=== Written request A ===
Answer these questions about the patent page on the dual drive stacker below:
(i) On what date was the patent granted?
(ii) What kind of motor drives each pair of buckets?
(iii) According to claim 1, where is the home position that the first bucket means is moved to?

=== Text segment ===
BEGIN

US5114306AExpiredUtility

Dual drive stacker and method for operating same

78
Assignee: QUIPP INCPriority: Sep 19, 1989Filed: Sep 19, 1989Granted: May 19, 1992
Est. expirySep 19, 2009(expired)· nominal 20-yr term from priority
B65H 33/16Y10S414/114
78
PatentIndex Score
26
Cited by
5
References
21
Claims

Abstract

A dual drive signature stacker having side-by-side stacker sections, each of substantially identical design and including a stepper motor for driving a pair of buckets for receiving signatures secured at spaced intervals along a drive chain driven by the stepper motor. the buckets have intercept blades supported by brackets joined to the drive chain to position one of the intercept blades of each drive assembly in front of the adjacent drive assembly so that all of the buckets of the dual drive assembly are in alignment with one another and with the signature stream. The side-by-side arrangement greatly simplifies the design cost and assembly. A microprocessor-based control system permits stacking of stacks having as few as two signatures and is further capable of forming successive signature stacks of differing count in a precision manner and compatible with the speeds of any signature flow rate.

Claims

exact text as granted — not AI-modified
What is claimed is: 
     
       1. A method for operating a stacker for batching signatures delivered to the stacker in a stream, said signatures being arranged in imbricated fashion and said stacker including first and second bucket means for receiving and collecting signatures, said method comprising the steps of: moving said first bucket means to a home position immediately above the signature stream;   abruptly moving said first bucket means a predetermined distance from said home position to intercept said signature stream upon the occurrence of a predetermined condition, said predetermined distance being a function of the thickness of the signatures being batched;   moving said first bucket means along a stacking region at a rate responsive to the speed of the incoming stream;   moving said second bucket means to said home position as said first bucket means is moving through said stacking region whereby the signatures from said stream continue to be collected on said first bucket means;   rapidly accelerating sa-id second bucket means to intercept said signature stream and thereby terminate the collecting of signatures on said first bucket means;   abruptly halting said first and second bucket means to allow the last signature delivered to said first bucket means to settle on the batch being formed;   moving said first bucket means in a drop region out from beneath the batch deposited thereon to permit said batch to fall upon a collection surface located beneath the stacking region.   
     
     
       2. The method of claim 1 wherein said step of moving said first bucket means out from beneath the batch deposited thereon further includes: moving said first bucket means in a manner to cause the batch deposited thereon to fall squarely upon said collection surface.

END

=== Written request B ===
Write out again everything in the listing from its first line down to the line containing "section-title-underline bbox=[135, 129, 716, 131]", both lines included.

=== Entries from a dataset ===
BEGIN

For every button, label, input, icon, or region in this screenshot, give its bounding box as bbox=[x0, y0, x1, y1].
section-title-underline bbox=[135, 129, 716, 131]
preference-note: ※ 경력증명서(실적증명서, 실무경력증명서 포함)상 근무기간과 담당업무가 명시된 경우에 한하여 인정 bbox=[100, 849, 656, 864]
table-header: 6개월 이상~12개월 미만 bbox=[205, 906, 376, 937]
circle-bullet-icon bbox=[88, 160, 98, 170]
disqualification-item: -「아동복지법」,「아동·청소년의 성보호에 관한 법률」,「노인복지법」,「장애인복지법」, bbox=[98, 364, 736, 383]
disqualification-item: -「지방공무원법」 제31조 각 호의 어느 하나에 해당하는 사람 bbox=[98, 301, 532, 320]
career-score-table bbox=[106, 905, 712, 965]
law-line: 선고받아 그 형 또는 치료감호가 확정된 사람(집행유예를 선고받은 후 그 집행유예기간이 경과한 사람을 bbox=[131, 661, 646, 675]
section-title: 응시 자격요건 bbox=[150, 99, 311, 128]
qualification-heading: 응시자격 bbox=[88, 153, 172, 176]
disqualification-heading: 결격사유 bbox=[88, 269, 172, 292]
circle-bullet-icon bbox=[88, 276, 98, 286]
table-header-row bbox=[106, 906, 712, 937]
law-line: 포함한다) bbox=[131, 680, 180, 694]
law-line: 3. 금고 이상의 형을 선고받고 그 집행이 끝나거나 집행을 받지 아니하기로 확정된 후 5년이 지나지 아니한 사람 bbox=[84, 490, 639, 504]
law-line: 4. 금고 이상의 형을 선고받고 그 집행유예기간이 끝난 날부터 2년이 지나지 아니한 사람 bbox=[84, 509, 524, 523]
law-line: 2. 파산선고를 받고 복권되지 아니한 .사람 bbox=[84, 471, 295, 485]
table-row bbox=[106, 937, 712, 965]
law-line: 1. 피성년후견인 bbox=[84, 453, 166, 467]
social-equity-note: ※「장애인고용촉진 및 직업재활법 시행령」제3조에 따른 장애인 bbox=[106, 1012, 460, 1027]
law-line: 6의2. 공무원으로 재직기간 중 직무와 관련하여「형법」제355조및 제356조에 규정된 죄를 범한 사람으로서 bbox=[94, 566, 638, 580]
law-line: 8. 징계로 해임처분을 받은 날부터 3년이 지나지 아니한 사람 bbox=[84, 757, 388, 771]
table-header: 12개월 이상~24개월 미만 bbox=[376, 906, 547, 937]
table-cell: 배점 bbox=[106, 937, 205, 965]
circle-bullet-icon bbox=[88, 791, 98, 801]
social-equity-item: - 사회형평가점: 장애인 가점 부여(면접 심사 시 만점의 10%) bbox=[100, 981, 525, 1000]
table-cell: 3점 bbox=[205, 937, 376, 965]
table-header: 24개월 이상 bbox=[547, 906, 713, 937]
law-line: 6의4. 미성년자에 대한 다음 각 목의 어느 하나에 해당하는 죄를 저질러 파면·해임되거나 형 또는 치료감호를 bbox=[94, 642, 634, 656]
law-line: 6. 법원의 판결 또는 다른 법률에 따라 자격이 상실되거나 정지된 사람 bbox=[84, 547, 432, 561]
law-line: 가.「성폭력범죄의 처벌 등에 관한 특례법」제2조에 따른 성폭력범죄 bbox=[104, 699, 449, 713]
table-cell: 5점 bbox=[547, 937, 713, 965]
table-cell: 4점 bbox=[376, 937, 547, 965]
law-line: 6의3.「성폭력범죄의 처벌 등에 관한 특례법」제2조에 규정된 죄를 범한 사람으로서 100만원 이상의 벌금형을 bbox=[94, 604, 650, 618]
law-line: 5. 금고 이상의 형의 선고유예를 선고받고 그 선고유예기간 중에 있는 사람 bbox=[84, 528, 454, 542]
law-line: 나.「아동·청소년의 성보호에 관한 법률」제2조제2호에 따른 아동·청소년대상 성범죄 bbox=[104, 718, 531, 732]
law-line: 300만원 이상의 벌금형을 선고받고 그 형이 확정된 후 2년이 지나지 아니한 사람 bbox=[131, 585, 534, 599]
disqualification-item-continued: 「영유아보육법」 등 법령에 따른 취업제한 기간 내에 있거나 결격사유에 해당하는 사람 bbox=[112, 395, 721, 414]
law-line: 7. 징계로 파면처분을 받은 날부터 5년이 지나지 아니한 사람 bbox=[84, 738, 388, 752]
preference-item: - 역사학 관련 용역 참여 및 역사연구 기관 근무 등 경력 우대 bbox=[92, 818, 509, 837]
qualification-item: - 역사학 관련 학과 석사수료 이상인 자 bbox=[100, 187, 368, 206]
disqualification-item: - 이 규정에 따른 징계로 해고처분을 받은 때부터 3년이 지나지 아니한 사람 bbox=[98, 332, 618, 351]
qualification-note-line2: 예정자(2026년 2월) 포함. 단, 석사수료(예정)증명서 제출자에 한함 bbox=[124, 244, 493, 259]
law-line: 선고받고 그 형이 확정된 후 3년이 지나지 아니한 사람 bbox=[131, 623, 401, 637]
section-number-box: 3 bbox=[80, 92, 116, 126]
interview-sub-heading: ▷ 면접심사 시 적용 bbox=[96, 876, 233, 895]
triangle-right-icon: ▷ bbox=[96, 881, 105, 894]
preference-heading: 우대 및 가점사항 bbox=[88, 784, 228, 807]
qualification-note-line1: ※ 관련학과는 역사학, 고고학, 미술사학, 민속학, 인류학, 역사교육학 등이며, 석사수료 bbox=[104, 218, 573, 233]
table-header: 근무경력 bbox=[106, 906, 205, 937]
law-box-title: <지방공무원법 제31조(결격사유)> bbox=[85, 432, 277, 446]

END

=== Result A ===
(i) May 19, 1992
(ii) A stepper motor
(iii) Immediately above the signature stream

=== Result B ===
For every button, label, input, icon, or region in this screenshot, give its bounding box as bbox=[x0, y0, x1, y1].
section-title-underline bbox=[135, 129, 716, 131]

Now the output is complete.